● **WRITTEN EXERCISE**
Check each line of the data for "TetherUS" and select those that have it.

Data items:
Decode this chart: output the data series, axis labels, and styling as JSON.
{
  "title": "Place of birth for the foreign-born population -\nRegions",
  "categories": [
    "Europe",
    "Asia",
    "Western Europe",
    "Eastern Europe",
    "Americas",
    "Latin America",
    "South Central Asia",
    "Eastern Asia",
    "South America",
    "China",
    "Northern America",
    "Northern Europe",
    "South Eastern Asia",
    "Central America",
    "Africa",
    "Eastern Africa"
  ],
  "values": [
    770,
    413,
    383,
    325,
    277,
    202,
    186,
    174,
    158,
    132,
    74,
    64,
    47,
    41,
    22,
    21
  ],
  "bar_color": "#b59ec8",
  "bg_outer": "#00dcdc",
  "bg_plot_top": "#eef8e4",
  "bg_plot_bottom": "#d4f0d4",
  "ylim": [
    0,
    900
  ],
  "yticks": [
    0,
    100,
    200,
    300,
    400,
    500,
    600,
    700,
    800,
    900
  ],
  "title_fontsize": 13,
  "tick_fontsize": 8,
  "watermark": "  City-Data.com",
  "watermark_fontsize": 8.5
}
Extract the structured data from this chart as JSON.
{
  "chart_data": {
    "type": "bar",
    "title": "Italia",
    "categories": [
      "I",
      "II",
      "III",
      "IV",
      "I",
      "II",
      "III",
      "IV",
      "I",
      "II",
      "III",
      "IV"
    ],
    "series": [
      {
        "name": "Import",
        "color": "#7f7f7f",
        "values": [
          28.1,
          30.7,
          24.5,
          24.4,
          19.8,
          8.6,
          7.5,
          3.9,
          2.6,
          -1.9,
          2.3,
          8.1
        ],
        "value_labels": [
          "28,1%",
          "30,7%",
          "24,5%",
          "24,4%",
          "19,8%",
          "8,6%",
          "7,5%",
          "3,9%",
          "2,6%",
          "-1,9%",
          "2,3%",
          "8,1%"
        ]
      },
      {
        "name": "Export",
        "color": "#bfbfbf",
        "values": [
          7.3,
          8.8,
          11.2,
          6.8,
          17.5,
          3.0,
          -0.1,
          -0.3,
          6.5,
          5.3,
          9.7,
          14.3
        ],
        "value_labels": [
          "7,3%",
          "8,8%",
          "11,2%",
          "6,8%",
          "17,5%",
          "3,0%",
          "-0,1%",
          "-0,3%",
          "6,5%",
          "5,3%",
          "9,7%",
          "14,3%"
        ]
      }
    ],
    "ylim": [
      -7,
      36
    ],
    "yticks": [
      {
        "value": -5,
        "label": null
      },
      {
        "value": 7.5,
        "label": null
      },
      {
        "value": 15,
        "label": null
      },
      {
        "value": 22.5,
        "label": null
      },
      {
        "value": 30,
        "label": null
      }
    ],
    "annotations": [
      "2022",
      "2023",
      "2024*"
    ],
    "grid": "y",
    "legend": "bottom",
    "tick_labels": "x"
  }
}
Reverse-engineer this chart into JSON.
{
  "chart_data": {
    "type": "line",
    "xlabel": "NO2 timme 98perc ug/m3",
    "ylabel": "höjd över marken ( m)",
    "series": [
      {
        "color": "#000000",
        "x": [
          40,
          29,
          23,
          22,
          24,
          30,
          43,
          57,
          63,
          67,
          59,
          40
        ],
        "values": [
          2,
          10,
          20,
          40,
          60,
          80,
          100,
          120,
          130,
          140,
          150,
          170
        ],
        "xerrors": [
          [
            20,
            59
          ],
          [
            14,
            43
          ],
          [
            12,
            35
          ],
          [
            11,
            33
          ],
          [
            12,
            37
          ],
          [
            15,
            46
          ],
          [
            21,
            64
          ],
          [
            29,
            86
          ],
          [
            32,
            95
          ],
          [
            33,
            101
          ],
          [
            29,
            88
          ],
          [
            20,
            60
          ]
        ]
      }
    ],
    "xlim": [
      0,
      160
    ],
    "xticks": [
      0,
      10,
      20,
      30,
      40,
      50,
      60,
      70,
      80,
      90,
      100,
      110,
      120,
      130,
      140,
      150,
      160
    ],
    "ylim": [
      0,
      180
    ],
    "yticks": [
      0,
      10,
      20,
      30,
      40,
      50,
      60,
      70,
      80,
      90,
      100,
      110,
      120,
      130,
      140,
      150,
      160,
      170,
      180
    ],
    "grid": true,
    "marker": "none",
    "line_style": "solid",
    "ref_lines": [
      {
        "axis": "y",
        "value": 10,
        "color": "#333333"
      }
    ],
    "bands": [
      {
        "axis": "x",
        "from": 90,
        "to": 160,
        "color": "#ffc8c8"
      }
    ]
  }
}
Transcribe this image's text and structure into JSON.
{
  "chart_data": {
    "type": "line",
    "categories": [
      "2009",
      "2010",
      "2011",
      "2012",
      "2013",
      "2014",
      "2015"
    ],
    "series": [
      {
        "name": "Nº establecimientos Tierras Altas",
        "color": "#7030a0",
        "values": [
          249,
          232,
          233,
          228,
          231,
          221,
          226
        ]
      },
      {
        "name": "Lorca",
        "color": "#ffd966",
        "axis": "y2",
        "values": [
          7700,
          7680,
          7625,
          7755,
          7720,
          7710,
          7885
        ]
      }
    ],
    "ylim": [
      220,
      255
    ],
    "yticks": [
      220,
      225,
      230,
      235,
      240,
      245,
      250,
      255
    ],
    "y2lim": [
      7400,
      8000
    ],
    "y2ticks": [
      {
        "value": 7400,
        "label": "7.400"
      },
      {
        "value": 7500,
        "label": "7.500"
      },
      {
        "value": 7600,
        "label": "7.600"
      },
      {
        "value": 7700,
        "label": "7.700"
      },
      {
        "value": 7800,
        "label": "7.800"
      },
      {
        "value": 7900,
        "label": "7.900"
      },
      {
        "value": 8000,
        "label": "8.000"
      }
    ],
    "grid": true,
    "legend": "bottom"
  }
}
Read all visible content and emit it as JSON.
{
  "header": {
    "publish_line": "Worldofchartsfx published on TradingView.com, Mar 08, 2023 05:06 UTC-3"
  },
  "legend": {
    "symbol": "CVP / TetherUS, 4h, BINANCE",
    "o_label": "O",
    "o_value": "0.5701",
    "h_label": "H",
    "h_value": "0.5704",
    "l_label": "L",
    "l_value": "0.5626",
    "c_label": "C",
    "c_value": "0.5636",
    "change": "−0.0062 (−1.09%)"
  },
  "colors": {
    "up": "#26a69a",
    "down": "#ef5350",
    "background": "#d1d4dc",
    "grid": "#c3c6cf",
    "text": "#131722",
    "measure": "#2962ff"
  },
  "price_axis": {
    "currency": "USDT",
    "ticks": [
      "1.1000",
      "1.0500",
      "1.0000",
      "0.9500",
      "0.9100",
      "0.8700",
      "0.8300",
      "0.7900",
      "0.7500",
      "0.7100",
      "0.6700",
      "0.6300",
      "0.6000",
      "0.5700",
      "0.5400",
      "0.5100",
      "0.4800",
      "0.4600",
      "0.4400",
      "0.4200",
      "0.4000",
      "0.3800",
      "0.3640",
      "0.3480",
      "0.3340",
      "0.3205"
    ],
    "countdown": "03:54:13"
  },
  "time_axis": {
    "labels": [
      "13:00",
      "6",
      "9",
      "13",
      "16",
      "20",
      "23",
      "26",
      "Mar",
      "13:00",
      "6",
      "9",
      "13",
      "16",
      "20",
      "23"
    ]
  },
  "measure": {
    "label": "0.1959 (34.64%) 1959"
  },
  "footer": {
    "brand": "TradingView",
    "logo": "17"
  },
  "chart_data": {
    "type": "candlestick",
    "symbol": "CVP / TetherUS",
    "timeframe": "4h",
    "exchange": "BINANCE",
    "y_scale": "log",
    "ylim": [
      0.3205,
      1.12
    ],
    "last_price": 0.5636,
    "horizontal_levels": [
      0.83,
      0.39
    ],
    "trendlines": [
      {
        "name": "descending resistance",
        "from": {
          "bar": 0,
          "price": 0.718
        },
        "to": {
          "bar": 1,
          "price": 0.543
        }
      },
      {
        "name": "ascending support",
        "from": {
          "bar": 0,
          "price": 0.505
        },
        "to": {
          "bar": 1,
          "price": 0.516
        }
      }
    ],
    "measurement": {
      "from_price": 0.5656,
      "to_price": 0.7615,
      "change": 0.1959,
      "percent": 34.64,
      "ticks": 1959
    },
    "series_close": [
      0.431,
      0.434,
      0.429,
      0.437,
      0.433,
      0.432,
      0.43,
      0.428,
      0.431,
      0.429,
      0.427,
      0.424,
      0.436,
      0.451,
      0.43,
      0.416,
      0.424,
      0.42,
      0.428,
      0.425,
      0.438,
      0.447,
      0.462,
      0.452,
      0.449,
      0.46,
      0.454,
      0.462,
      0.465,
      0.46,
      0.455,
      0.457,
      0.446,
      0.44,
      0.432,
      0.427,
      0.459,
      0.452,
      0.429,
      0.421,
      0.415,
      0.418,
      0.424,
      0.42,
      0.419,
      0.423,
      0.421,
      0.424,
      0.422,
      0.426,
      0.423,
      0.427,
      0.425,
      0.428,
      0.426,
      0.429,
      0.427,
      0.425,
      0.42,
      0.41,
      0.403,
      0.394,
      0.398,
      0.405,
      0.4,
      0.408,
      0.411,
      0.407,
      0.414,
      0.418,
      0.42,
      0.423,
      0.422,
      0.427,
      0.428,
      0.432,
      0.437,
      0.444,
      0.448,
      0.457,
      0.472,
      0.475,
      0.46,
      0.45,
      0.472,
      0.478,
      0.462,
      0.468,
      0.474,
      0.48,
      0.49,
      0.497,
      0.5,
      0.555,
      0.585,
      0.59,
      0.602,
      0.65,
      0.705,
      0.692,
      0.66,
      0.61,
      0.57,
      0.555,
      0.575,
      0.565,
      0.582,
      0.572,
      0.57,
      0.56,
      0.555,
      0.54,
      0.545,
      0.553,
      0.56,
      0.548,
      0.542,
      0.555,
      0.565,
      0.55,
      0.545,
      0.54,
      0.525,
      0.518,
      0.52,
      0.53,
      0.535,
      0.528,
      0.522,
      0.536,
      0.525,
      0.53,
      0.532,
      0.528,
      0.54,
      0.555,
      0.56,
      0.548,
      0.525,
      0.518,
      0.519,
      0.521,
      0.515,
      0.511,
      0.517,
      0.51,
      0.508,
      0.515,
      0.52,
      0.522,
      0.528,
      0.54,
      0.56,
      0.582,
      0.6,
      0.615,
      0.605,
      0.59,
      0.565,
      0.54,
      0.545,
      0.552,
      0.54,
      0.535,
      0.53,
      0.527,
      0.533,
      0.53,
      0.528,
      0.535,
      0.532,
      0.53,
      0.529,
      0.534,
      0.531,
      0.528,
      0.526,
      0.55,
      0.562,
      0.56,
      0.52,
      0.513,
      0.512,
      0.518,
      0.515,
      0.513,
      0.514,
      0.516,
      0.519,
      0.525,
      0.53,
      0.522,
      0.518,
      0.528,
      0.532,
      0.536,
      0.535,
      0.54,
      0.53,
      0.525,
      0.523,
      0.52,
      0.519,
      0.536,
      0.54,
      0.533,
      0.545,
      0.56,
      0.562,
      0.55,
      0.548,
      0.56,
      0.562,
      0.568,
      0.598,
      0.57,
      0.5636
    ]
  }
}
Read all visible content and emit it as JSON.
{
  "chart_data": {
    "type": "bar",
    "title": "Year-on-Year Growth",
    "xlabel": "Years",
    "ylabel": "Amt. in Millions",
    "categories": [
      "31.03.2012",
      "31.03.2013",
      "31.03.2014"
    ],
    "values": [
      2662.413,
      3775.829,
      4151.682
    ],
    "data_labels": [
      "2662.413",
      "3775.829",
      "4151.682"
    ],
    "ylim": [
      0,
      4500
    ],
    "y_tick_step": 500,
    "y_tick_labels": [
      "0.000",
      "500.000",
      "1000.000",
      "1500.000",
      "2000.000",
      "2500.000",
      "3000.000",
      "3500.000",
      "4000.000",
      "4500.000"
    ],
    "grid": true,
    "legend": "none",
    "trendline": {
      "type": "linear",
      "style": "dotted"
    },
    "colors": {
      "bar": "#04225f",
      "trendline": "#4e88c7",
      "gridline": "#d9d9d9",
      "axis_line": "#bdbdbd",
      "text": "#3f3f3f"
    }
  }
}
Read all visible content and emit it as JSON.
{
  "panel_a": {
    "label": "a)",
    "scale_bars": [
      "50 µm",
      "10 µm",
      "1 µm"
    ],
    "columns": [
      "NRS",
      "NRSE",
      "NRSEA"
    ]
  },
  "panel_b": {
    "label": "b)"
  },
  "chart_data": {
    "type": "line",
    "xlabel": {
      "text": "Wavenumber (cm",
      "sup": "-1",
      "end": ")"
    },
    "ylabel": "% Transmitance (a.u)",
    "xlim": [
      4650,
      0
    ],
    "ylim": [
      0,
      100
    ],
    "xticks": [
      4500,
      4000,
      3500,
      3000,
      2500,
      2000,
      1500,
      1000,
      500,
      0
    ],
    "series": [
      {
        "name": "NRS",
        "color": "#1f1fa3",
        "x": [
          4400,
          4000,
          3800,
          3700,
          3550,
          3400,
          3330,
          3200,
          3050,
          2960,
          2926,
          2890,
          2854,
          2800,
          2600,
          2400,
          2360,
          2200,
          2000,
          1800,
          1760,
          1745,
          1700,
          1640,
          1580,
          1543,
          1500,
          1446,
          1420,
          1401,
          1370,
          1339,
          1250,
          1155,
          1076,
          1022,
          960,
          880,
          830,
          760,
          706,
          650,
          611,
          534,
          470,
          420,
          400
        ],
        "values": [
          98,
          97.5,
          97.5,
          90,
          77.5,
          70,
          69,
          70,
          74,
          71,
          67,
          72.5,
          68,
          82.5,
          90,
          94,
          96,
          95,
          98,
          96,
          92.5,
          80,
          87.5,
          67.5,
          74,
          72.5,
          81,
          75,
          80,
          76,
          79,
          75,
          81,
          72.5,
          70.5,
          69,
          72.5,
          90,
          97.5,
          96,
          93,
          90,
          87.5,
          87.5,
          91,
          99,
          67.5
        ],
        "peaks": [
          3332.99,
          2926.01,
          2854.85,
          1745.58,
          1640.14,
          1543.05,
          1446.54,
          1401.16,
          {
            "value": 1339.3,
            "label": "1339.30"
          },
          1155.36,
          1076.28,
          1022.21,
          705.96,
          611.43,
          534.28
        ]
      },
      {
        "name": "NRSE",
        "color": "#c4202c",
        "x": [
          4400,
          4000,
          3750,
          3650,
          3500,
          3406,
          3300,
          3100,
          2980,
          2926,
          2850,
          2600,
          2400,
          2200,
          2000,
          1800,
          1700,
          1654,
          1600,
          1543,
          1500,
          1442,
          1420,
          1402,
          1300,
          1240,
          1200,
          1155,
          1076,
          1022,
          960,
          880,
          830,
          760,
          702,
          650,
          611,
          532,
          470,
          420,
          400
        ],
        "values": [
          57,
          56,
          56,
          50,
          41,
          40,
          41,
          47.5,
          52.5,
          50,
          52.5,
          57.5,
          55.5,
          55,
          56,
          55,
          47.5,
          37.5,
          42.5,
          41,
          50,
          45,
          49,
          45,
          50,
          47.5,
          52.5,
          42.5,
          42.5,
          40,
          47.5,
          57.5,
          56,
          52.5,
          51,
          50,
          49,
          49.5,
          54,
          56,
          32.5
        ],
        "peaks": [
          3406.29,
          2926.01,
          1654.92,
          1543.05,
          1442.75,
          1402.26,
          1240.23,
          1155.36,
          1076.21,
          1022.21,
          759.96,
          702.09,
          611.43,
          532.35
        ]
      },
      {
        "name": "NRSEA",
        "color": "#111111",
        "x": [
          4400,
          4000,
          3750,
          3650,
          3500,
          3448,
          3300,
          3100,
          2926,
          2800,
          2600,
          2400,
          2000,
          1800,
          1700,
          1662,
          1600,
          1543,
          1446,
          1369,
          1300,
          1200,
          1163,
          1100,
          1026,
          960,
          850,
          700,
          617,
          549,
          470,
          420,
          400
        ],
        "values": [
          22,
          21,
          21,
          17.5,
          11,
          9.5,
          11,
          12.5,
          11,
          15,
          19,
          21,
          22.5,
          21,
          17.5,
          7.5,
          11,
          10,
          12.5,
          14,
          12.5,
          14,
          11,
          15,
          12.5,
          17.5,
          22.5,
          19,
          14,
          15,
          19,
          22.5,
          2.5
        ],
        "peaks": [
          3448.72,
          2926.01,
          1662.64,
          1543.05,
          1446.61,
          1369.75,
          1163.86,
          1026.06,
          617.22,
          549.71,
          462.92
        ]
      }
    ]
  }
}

● **ANSWER TO THE PROBLEM**
    "symbol": "CVP / TetherUS, 4h, BINANCE",
    "symbol": "CVP / TetherUS",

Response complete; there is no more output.